"""

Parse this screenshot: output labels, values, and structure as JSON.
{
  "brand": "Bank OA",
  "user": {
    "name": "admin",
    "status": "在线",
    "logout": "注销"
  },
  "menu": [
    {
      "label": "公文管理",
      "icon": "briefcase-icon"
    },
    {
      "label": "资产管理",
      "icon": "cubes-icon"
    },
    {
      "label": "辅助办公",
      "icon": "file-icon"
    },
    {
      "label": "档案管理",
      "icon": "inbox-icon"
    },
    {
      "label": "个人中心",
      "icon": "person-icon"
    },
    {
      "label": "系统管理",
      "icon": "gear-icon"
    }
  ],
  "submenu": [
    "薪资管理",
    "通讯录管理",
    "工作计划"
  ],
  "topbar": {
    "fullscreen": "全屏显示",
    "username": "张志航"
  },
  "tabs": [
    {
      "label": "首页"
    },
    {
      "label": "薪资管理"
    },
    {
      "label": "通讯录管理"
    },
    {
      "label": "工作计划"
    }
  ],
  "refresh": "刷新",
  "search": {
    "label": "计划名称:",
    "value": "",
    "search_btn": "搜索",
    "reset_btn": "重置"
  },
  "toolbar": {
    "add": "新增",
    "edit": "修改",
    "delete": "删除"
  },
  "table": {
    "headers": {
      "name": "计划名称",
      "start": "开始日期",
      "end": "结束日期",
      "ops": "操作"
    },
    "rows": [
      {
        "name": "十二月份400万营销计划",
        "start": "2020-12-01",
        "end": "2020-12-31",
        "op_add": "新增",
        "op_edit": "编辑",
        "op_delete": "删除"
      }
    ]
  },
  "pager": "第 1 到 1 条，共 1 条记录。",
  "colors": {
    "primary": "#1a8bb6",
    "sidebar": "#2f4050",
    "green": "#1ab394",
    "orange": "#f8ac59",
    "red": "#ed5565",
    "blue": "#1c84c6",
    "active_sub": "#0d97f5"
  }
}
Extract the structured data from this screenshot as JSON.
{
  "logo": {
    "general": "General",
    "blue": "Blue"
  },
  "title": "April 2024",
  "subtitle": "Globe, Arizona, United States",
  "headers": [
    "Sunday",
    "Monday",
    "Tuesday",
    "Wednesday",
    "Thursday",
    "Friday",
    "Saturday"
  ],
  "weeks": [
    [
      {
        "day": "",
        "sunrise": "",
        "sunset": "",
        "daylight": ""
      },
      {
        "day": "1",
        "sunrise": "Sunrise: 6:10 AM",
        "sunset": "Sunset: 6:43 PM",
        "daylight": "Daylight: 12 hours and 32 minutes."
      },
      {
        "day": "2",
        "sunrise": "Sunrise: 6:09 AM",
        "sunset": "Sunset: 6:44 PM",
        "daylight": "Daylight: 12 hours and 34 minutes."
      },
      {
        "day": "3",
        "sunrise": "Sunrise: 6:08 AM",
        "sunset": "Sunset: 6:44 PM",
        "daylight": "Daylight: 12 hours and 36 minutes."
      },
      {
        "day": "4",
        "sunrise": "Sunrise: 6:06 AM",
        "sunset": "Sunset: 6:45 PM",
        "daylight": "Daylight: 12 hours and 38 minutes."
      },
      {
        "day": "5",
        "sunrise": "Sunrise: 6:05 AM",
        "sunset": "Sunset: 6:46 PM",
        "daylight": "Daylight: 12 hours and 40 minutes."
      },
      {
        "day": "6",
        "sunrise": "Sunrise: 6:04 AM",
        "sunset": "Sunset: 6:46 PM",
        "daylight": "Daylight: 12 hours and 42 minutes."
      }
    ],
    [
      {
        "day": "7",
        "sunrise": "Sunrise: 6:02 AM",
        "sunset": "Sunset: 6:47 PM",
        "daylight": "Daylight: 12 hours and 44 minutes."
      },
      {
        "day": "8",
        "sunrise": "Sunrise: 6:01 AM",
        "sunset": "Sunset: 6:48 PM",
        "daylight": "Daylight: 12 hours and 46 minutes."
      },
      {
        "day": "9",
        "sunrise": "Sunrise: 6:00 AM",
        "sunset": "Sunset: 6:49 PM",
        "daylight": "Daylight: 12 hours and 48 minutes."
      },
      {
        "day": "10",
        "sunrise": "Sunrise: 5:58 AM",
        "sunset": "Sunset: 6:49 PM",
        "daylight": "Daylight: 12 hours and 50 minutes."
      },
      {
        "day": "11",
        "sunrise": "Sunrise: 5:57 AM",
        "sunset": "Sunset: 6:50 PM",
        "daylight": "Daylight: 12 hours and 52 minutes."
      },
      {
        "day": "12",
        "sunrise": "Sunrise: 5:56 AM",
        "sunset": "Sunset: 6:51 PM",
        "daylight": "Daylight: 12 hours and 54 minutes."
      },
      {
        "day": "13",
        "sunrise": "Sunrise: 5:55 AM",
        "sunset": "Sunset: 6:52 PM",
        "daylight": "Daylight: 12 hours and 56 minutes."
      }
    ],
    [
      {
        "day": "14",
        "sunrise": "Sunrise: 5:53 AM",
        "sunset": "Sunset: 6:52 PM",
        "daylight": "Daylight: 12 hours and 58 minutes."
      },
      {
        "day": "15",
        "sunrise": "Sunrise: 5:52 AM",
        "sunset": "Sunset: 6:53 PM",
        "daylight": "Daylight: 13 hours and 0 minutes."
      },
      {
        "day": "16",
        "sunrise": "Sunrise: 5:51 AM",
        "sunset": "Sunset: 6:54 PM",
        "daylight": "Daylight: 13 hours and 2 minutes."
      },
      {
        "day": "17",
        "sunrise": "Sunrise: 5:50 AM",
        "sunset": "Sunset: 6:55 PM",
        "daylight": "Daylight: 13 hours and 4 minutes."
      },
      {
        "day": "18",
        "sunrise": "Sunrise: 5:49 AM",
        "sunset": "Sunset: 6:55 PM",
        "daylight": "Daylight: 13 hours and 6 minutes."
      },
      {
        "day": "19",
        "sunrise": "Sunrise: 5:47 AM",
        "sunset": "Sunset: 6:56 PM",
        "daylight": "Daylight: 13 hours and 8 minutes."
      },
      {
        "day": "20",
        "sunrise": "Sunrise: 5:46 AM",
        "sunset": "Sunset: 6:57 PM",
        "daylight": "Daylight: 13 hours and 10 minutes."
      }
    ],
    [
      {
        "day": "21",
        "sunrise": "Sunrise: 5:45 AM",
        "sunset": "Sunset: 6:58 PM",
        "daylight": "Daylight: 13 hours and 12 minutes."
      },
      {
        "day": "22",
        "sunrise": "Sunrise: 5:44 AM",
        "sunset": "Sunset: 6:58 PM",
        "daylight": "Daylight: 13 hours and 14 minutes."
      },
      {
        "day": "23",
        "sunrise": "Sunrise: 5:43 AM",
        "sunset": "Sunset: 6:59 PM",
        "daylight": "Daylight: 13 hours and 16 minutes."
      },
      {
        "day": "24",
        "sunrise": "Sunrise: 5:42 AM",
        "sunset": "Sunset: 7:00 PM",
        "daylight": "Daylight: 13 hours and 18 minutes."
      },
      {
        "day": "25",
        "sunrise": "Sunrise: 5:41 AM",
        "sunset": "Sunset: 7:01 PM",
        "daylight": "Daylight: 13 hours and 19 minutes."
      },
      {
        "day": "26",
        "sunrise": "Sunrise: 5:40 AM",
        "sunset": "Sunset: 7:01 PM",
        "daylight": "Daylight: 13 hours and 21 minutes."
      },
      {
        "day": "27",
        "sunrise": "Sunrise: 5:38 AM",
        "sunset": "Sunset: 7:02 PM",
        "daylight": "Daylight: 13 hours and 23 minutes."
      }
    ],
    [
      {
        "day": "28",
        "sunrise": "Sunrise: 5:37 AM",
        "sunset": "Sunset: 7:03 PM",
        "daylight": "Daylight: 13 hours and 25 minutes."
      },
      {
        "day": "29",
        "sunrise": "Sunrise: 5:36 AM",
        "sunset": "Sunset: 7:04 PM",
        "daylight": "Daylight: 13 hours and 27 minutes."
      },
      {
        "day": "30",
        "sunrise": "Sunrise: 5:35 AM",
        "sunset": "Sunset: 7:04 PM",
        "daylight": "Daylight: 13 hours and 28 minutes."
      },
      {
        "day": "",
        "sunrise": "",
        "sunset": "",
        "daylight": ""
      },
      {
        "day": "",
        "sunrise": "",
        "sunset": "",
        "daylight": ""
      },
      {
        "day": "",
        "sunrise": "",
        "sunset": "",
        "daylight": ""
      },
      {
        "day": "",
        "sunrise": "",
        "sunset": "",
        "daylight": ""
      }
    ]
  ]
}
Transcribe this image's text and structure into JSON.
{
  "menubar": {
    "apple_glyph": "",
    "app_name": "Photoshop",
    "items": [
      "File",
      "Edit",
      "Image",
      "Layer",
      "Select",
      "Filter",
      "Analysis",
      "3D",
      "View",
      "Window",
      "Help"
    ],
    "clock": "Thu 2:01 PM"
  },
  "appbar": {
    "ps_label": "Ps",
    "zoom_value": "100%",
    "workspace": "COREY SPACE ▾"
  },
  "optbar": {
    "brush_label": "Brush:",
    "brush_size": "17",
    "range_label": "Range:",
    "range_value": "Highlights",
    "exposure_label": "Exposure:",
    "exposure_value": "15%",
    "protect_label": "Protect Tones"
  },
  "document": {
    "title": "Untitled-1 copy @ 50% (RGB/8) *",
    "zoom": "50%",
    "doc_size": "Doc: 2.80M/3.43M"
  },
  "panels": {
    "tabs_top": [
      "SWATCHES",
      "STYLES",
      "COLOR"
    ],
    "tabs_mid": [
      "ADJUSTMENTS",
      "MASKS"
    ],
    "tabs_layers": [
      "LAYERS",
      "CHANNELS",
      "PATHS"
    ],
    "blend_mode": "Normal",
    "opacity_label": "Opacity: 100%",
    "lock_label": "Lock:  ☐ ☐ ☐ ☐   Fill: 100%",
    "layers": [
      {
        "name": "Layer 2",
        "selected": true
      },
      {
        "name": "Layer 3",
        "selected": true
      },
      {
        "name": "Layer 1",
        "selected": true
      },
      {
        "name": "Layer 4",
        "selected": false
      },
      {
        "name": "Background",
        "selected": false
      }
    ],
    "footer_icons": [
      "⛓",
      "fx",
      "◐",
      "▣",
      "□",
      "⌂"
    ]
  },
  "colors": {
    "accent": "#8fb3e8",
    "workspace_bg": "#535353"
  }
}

"""

### TASK DIRECTIONS
Report only the number of lines in the records that include the word "this".

### OUTPUT
3